Stored data
◆ ◆ ◆ ◆ ◆ ◆ ◆

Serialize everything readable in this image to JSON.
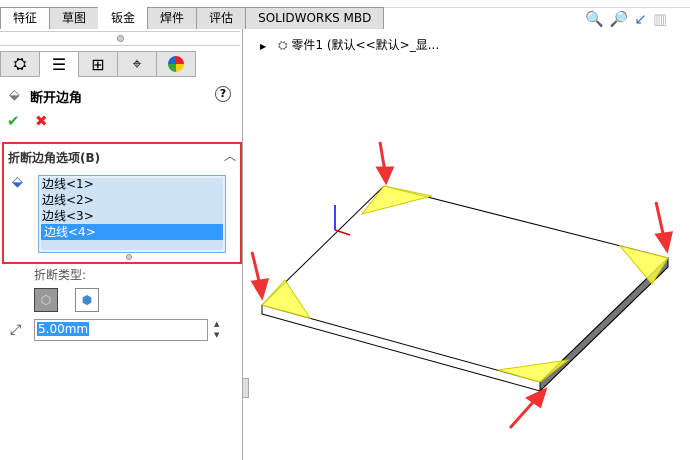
{
  "tabs": [
    "特征",
    "草图",
    "钣金",
    "焊件",
    "评估",
    "SOLIDWORKS MBD"
  ],
  "active_tab": "钣金",
  "property_manager": {
    "title": "断开边角",
    "section_title": "折断边角选项(B)",
    "edges": [
      "边线<1>",
      "边线<2>",
      "边线<3>",
      "边线<4>"
    ],
    "selected_edge": "边线<4>",
    "break_type_label": "折断类型:",
    "distance_value": "5.00mm"
  },
  "tree": {
    "part_label": "零件1  (默认<<默认>_显..."
  },
  "colors": {
    "highlight": "#e53333",
    "selection": "#3399ff",
    "corner": "#ffff33"
  }
}
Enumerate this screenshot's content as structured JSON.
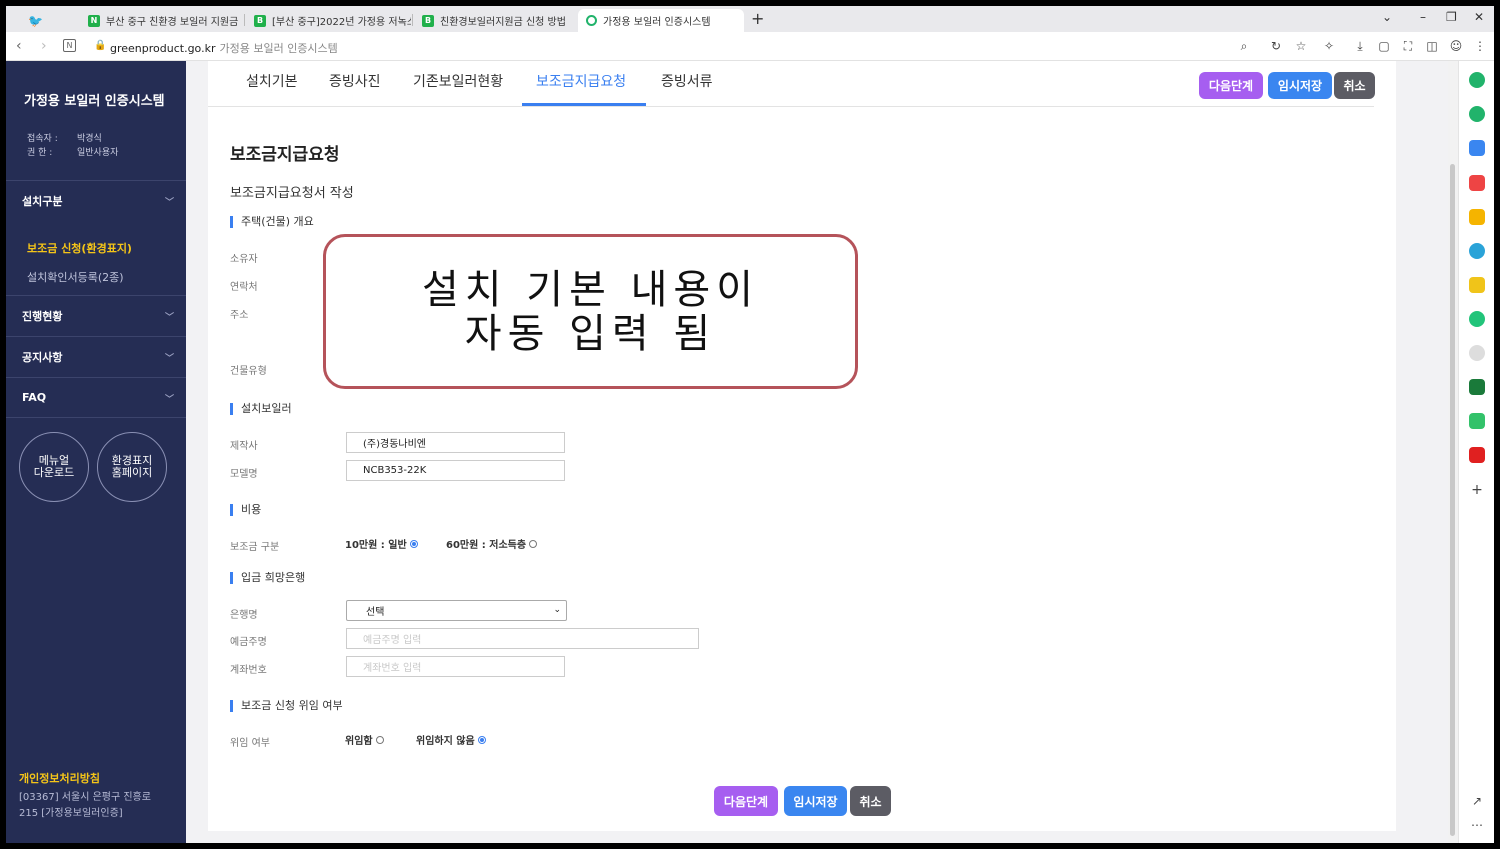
{
  "browser": {
    "tabs": [
      {
        "label": "부산 중구 친환경 보일러 지원금",
        "fav_color": "#20b04b",
        "fav_glyph": "N"
      },
      {
        "label": "[부산 중구]2022년 가정용 저녹스",
        "fav_color": "#20b04b",
        "fav_glyph": "B"
      },
      {
        "label": "친환경보일러지원금 신청 방법",
        "fav_color": "#20b04b",
        "fav_glyph": "B"
      },
      {
        "label": "가정용 보일러 인증시스템",
        "fav_color": "#21b36b",
        "fav_glyph": ""
      }
    ],
    "new_tab": "+",
    "url_host": "greenproduct.go.kr",
    "url_title": "가정용 보일러 인증시스템"
  },
  "sidebar": {
    "brand": "가정용 보일러 인증시스템",
    "user_label": "접속자 :",
    "user_value": "박경식",
    "role_label": "권    한 :",
    "role_value": "일반사용자",
    "sections": [
      {
        "label": "설치구분"
      },
      {
        "label": "진행현황"
      },
      {
        "label": "공지사항"
      },
      {
        "label": "FAQ"
      }
    ],
    "sub_items": [
      {
        "label": "보조금 신청(환경표지)",
        "active": true
      },
      {
        "label": "설치확인서등록(2종)",
        "active": false
      }
    ],
    "manual_btn": [
      "메뉴얼",
      "다운로드"
    ],
    "home_btn": [
      "환경표지",
      "홈페이지"
    ],
    "privacy": "개인정보처리방침",
    "address_line1": "[03367] 서울시 은평구 진흥로",
    "address_line2": "215 [가정용보일러인증]"
  },
  "page_tabs": [
    {
      "label": "설치기본",
      "active": false
    },
    {
      "label": "증빙사진",
      "active": false
    },
    {
      "label": "기존보일러현황",
      "active": false
    },
    {
      "label": "보조금지급요청",
      "active": true
    },
    {
      "label": "증빙서류",
      "active": false
    }
  ],
  "actions": {
    "next": "다음단계",
    "save": "임시저장",
    "cancel": "취소"
  },
  "form": {
    "page_title": "보조금지급요청",
    "form_title": "보조금지급요청서 작성",
    "sec_house": "주택(건물) 개요",
    "owner_label": "소유자",
    "contact_label": "연락처",
    "address_label": "주소",
    "building_type_label": "건물유형",
    "sec_boiler": "설치보일러",
    "maker_label": "제작사",
    "maker_value": "(주)경동나비엔",
    "model_label": "모델명",
    "model_value": "NCB353-22K",
    "sec_cost": "비용",
    "subsidy_label": "보조금 구분",
    "subsidy_opt1": "10만원 : 일반",
    "subsidy_opt2": "60만원 : 저소득층",
    "sec_bank": "입금 희망은행",
    "bank_label": "은행명",
    "bank_value": "선택",
    "holder_label": "예금주명",
    "holder_placeholder": "예금주명 입력",
    "account_label": "계좌번호",
    "account_placeholder": "계좌번호 입력",
    "sec_delegate": "보조금 신청 위임 여부",
    "delegate_label": "위임 여부",
    "delegate_yes": "위임함",
    "delegate_no": "위임하지 않음"
  },
  "subsidy_selected": "10만원 : 일반",
  "delegate_selected": "위임하지 않음",
  "callout": {
    "line1": "설치 기본 내용이",
    "line2": "자동 입력 됨"
  },
  "colors": {
    "sidebar_bg": "#252d54",
    "accent_blue": "#3a7ff0",
    "purple": "#a65ef0",
    "highlight_yellow": "#f5c518",
    "callout_border": "#b5535a"
  }
}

◆ ◆ ◆ ◆ ◆ ◆ ◆

Goal
Go through the material line by line. Show each line that contains the string "JSON".

Task output
Serialize everything readable in this image to JSON.
Enumerate this screenshot's content as structured JSON.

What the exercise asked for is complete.